> **WHAT THE TASK ASKS**: Among the entries below, find how many lines carry the word "name" and state only that figure.

(Dataset items)
---*---

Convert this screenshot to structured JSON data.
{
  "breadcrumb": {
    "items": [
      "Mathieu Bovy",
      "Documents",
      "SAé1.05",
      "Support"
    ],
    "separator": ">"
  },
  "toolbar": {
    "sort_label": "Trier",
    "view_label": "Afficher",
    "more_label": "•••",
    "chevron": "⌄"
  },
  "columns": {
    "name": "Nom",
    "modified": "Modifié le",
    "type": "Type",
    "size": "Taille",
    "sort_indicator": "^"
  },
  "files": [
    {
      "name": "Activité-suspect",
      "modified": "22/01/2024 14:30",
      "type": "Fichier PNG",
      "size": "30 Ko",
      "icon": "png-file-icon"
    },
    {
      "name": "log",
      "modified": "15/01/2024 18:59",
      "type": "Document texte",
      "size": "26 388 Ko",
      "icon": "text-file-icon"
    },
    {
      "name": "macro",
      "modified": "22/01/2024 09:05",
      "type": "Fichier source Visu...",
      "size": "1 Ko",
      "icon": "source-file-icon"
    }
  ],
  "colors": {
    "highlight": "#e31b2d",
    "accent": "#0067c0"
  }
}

---*---

> **THE SOLUTION**: 4